> [TASK DIRECTIONS]:
Return the entries below in their exact form, leaving the pictures out.

> [LISTED RECORDS]:
· · ·

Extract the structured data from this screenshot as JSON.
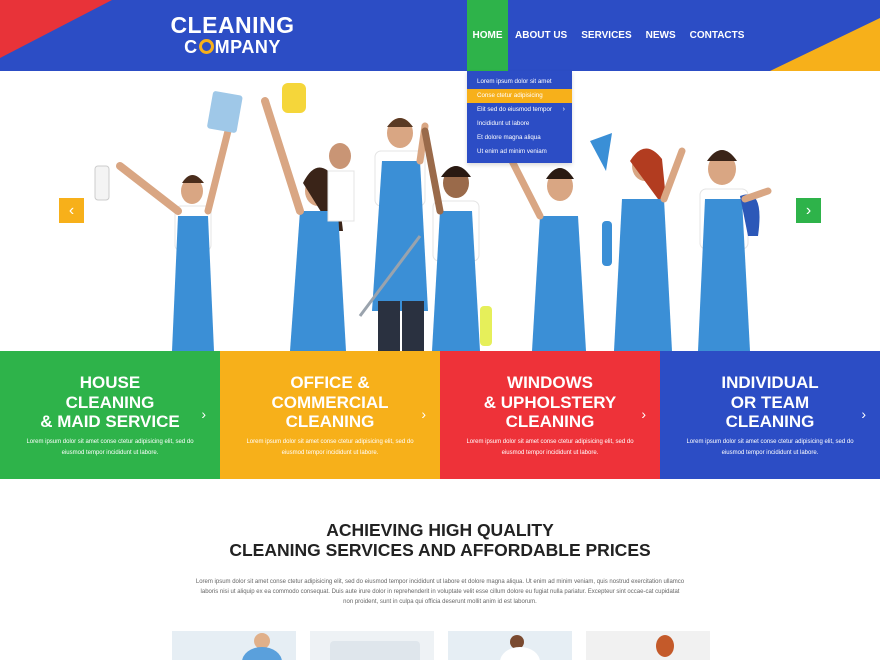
{
  "logo": {
    "line1": "CLEANING",
    "line2_pre": "C",
    "line2_post": "MPANY"
  },
  "nav": {
    "items": [
      {
        "label": "HOME",
        "active": true
      },
      {
        "label": "ABOUT US"
      },
      {
        "label": "SERVICES"
      },
      {
        "label": "NEWS"
      },
      {
        "label": "CONTACTS"
      }
    ],
    "dropdown": [
      {
        "label": "Lorem ipsum dolor sit amet"
      },
      {
        "label": "Conse ctetur adipisicing",
        "active": true
      },
      {
        "label": "Elit sed do eiusmod tempor",
        "has_submenu": true
      },
      {
        "label": "Incididunt ut labore"
      },
      {
        "label": "Et dolore magna aliqua"
      },
      {
        "label": "Ut enim ad minim veniam"
      }
    ]
  },
  "slider": {
    "prev": "‹",
    "next": "›"
  },
  "tiles": [
    {
      "title_lines": [
        "HOUSE",
        "CLEANING",
        "& MAID SERVICE"
      ],
      "text": "Lorem ipsum dolor sit amet conse ctetur adipisicing elit, sed do eiusmod tempor incididunt ut labore.",
      "color": "#2eb34a"
    },
    {
      "title_lines": [
        "OFFICE &",
        "COMMERCIAL",
        "CLEANING"
      ],
      "text": "Lorem ipsum dolor sit amet conse ctetur adipisicing elit, sed do eiusmod tempor incididunt ut labore.",
      "color": "#f7b01a"
    },
    {
      "title_lines": [
        "WINDOWS",
        "& UPHOLSTERY",
        "CLEANING"
      ],
      "text": "Lorem ipsum dolor sit amet conse ctetur adipisicing elit, sed do eiusmod tempor incididunt ut labore.",
      "color": "#ee3239"
    },
    {
      "title_lines": [
        "INDIVIDUAL",
        "OR TEAM",
        "CLEANING"
      ],
      "text": "Lorem ipsum dolor sit amet conse ctetur adipisicing elit, sed do eiusmod tempor incididunt ut labore.",
      "color": "#2c4dc5"
    }
  ],
  "tile_arrow": "›",
  "headline": {
    "line1": "ACHIEVING HIGH QUALITY",
    "line2": "CLEANING SERVICES AND AFFORDABLE PRICES"
  },
  "body_text": "Lorem ipsum dolor sit amet conse ctetur adipisicing elit, sed do eiusmod tempor incididunt ut labore et dolore magna aliqua. Ut enim ad minim veniam, quis nostrud exercitation ullamco laboris nisi ut aliquip ex ea commodo consequat. Duis aute irure dolor in reprehenderit in voluptate velit esse cillum dolore eu fugiat nulla pariatur. Excepteur sint occae-cat cupidatat non proident, sunt in culpa qui officia deserunt mollit anim id est laborum.",
  "colors": {
    "blue": "#2c4dc5",
    "green": "#2eb34a",
    "yellow": "#f7b01a",
    "red": "#ee3239"
  }
}
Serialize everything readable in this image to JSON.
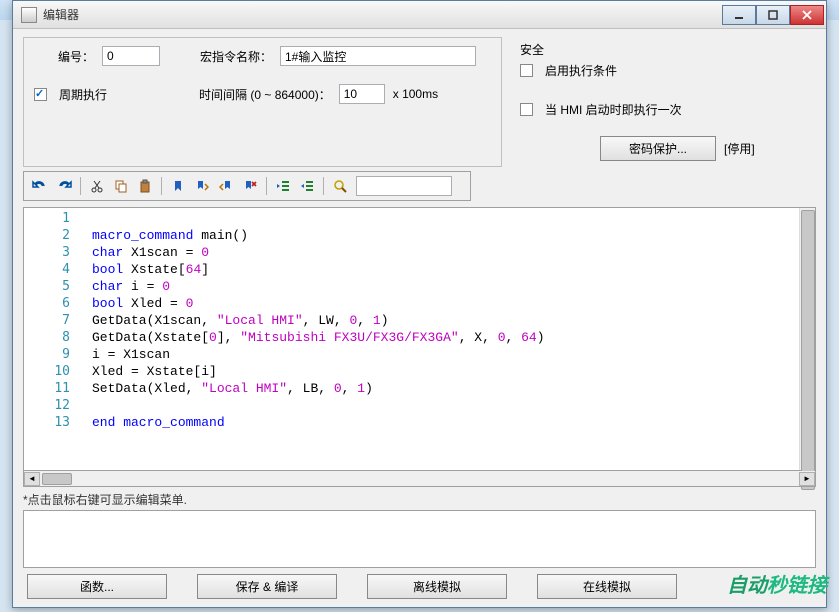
{
  "window": {
    "title": "编辑器"
  },
  "form": {
    "id_label": "编号：",
    "id_value": "0",
    "macro_name_label": "宏指令名称：",
    "macro_name_value": "1#输入监控",
    "periodic_label": "周期执行",
    "interval_label": "时间间隔 (0 ~ 864000)：",
    "interval_value": "10",
    "interval_unit": "x 100ms"
  },
  "security": {
    "group_title": "安全",
    "enable_cond_label": "启用执行条件",
    "hmi_once_label": "当 HMI 启动时即执行一次",
    "password_btn": "密码保护...",
    "disable_label": "[停用]"
  },
  "toolbar": {
    "search_value": ""
  },
  "code_lines": [
    {
      "n": 1,
      "t": [
        [
          "",
          ""
        ]
      ]
    },
    {
      "n": 2,
      "t": [
        [
          "kw",
          "macro_command"
        ],
        [
          "",
          " main()"
        ]
      ]
    },
    {
      "n": 3,
      "t": [
        [
          "kw",
          "char"
        ],
        [
          "",
          " X1scan = "
        ],
        [
          "num",
          "0"
        ]
      ]
    },
    {
      "n": 4,
      "t": [
        [
          "kw",
          "bool"
        ],
        [
          "",
          " Xstate["
        ],
        [
          "num",
          "64"
        ],
        [
          "",
          "]"
        ]
      ]
    },
    {
      "n": 5,
      "t": [
        [
          "kw",
          "char"
        ],
        [
          "",
          " i = "
        ],
        [
          "num",
          "0"
        ]
      ]
    },
    {
      "n": 6,
      "t": [
        [
          "kw",
          "bool"
        ],
        [
          "",
          " Xled = "
        ],
        [
          "num",
          "0"
        ]
      ]
    },
    {
      "n": 7,
      "t": [
        [
          "",
          "GetData(X1scan, "
        ],
        [
          "str",
          "\"Local HMI\""
        ],
        [
          "",
          ", LW, "
        ],
        [
          "num",
          "0"
        ],
        [
          "",
          ", "
        ],
        [
          "num",
          "1"
        ],
        [
          "",
          ")"
        ]
      ]
    },
    {
      "n": 8,
      "t": [
        [
          "",
          "GetData(Xstate["
        ],
        [
          "num",
          "0"
        ],
        [
          "",
          "], "
        ],
        [
          "str",
          "\"Mitsubishi FX3U/FX3G/FX3GA\""
        ],
        [
          "",
          ", X, "
        ],
        [
          "num",
          "0"
        ],
        [
          "",
          ", "
        ],
        [
          "num",
          "64"
        ],
        [
          "",
          ")"
        ]
      ]
    },
    {
      "n": 9,
      "t": [
        [
          "",
          "i = X1scan"
        ]
      ]
    },
    {
      "n": 10,
      "t": [
        [
          "",
          "Xled = Xstate[i]"
        ]
      ]
    },
    {
      "n": 11,
      "t": [
        [
          "",
          "SetData(Xled, "
        ],
        [
          "str",
          "\"Local HMI\""
        ],
        [
          "",
          ", LB, "
        ],
        [
          "num",
          "0"
        ],
        [
          "",
          ", "
        ],
        [
          "num",
          "1"
        ],
        [
          "",
          ")"
        ]
      ]
    },
    {
      "n": 12,
      "t": [
        [
          "",
          ""
        ]
      ]
    },
    {
      "n": 13,
      "t": [
        [
          "kw",
          "end macro_command"
        ]
      ]
    }
  ],
  "hint": "*点击鼠标右键可显示编辑菜单.",
  "bottom_buttons": {
    "functions": "函数...",
    "save_compile": "保存 & 编译",
    "offline_sim": "离线模拟",
    "online_sim": "在线模拟"
  },
  "watermark": "自动秒链接"
}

· · ·

> [RIGHT ANSWER]:
Extract the structured data from this screenshot as JSON.
{
  "logo": {
    "line1": "CLEANING",
    "line2_pre": "C",
    "line2_post": "MPANY"
  },
  "nav": {
    "items": [
      {
        "label": "HOME",
        "active": true
      },
      {
        "label": "ABOUT US"
      },
      {
        "label": "SERVICES"
      },
      {
        "label": "NEWS"
      },
      {
        "label": "CONTACTS"
      }
    ],
    "dropdown": [
      {
        "label": "Lorem ipsum dolor sit amet"
      },
      {
        "label": "Conse ctetur adipisicing",
        "active": true
      },
      {
        "label": "Elit sed do eiusmod tempor",
        "has_submenu": true
      },
      {
        "label": "Incididunt ut labore"
      },
      {
        "label": "Et dolore magna aliqua"
      },
      {
        "label": "Ut enim ad minim veniam"
      }
    ]
  },
  "slider": {
    "prev": "‹",
    "next": "›"
  },
  "tiles": [
    {
      "title_lines": [
        "HOUSE",
        "CLEANING",
        "& MAID SERVICE"
      ],
      "text": "Lorem ipsum dolor sit amet conse ctetur adipisicing elit, sed do eiusmod tempor incididunt ut labore.",
      "color": "#2eb34a"
    },
    {
      "title_lines": [
        "OFFICE &",
        "COMMERCIAL",
        "CLEANING"
      ],
      "text": "Lorem ipsum dolor sit amet conse ctetur adipisicing elit, sed do eiusmod tempor incididunt ut labore.",
      "color": "#f7b01a"
    },
    {
      "title_lines": [
        "WINDOWS",
        "& UPHOLSTERY",
        "CLEANING"
      ],
      "text": "Lorem ipsum dolor sit amet conse ctetur adipisicing elit, sed do eiusmod tempor incididunt ut labore.",
      "color": "#ee3239"
    },
    {
      "title_lines": [
        "INDIVIDUAL",
        "OR TEAM",
        "CLEANING"
      ],
      "text": "Lorem ipsum dolor sit amet conse ctetur adipisicing elit, sed do eiusmod tempor incididunt ut labore.",
      "color": "#2c4dc5"
    }
  ],
  "tile_arrow": "›",
  "headline": {
    "line1": "ACHIEVING HIGH QUALITY",
    "line2": "CLEANING SERVICES AND AFFORDABLE PRICES"
  },
  "body_text": "Lorem ipsum dolor sit amet conse ctetur adipisicing elit, sed do eiusmod tempor incididunt ut labore et dolore magna aliqua. Ut enim ad minim veniam, quis nostrud exercitation ullamco laboris nisi ut aliquip ex ea commodo consequat. Duis aute irure dolor in reprehenderit in voluptate velit esse cillum dolore eu fugiat nulla pariatur. Excepteur sint occae-cat cupidatat non proident, sunt in culpa qui officia deserunt mollit anim id est laborum.",
  "colors": {
    "blue": "#2c4dc5",
    "green": "#2eb34a",
    "yellow": "#f7b01a",
    "red": "#ee3239"
  }
}
Serialize everything readable in this image to JSON.
{
  "window": {
    "title": "编辑器"
  },
  "form": {
    "id_label": "编号：",
    "id_value": "0",
    "macro_name_label": "宏指令名称：",
    "macro_name_value": "1#输入监控",
    "periodic_label": "周期执行",
    "interval_label": "时间间隔 (0 ~ 864000)：",
    "interval_value": "10",
    "interval_unit": "x 100ms"
  },
  "security": {
    "group_title": "安全",
    "enable_cond_label": "启用执行条件",
    "hmi_once_label": "当 HMI 启动时即执行一次",
    "password_btn": "密码保护...",
    "disable_label": "[停用]"
  },
  "toolbar": {
    "search_value": ""
  },
  "code_lines": [
    {
      "n": 1,
      "t": [
        [
          "",
          ""
        ]
      ]
    },
    {
      "n": 2,
      "t": [
        [
          "kw",
          "macro_command"
        ],
        [
          "",
          " main()"
        ]
      ]
    },
    {
      "n": 3,
      "t": [
        [
          "kw",
          "char"
        ],
        [
          "",
          " X1scan = "
        ],
        [
          "num",
          "0"
        ]
      ]
    },
    {
      "n": 4,
      "t": [
        [
          "kw",
          "bool"
        ],
        [
          "",
          " Xstate["
        ],
        [
          "num",
          "64"
        ],
        [
          "",
          "]"
        ]
      ]
    },
    {
      "n": 5,
      "t": [
        [
          "kw",
          "char"
        ],
        [
          "",
          " i = "
        ],
        [
          "num",
          "0"
        ]
      ]
    },
    {
      "n": 6,
      "t": [
        [
          "kw",
          "bool"
        ],
        [
          "",
          " Xled = "
        ],
        [
          "num",
          "0"
        ]
      ]
    },
    {
      "n": 7,
      "t": [
        [
          "",
          "GetData(X1scan, "
        ],
        [
          "str",
          "\"Local HMI\""
        ],
        [
          "",
          ", LW, "
        ],
        [
          "num",
          "0"
        ],
        [
          "",
          ", "
        ],
        [
          "num",
          "1"
        ],
        [
          "",
          ")"
        ]
      ]
    },
    {
      "n": 8,
      "t": [
        [
          "",
          "GetData(Xstate["
        ],
        [
          "num",
          "0"
        ],
        [
          "",
          "], "
        ],
        [
          "str",
          "\"Mitsubishi FX3U/FX3G/FX3GA\""
        ],
        [
          "",
          ", X, "
        ],
        [
          "num",
          "0"
        ],
        [
          "",
          ", "
        ],
        [
          "num",
          "64"
        ],
        [
          "",
          ")"
        ]
      ]
    },
    {
      "n": 9,
      "t": [
        [
          "",
          "i = X1scan"
        ]
      ]
    },
    {
      "n": 10,
      "t": [
        [
          "",
          "Xled = Xstate[i]"
        ]
      ]
    },
    {
      "n": 11,
      "t": [
        [
          "",
          "SetData(Xled, "
        ],
        [
          "str",
          "\"Local HMI\""
        ],
        [
          "",
          ", LB, "
        ],
        [
          "num",
          "0"
        ],
        [
          "",
          ", "
        ],
        [
          "num",
          "1"
        ],
        [
          "",
          ")"
        ]
      ]
    },
    {
      "n": 12,
      "t": [
        [
          "",
          ""
        ]
      ]
    },
    {
      "n": 13,
      "t": [
        [
          "kw",
          "end macro_command"
        ]
      ]
    }
  ],
  "hint": "*点击鼠标右键可显示编辑菜单.",
  "bottom_buttons": {
    "functions": "函数...",
    "save_compile": "保存 & 编译",
    "offline_sim": "离线模拟",
    "online_sim": "在线模拟"
  },
  "watermark": "自动秒链接"
}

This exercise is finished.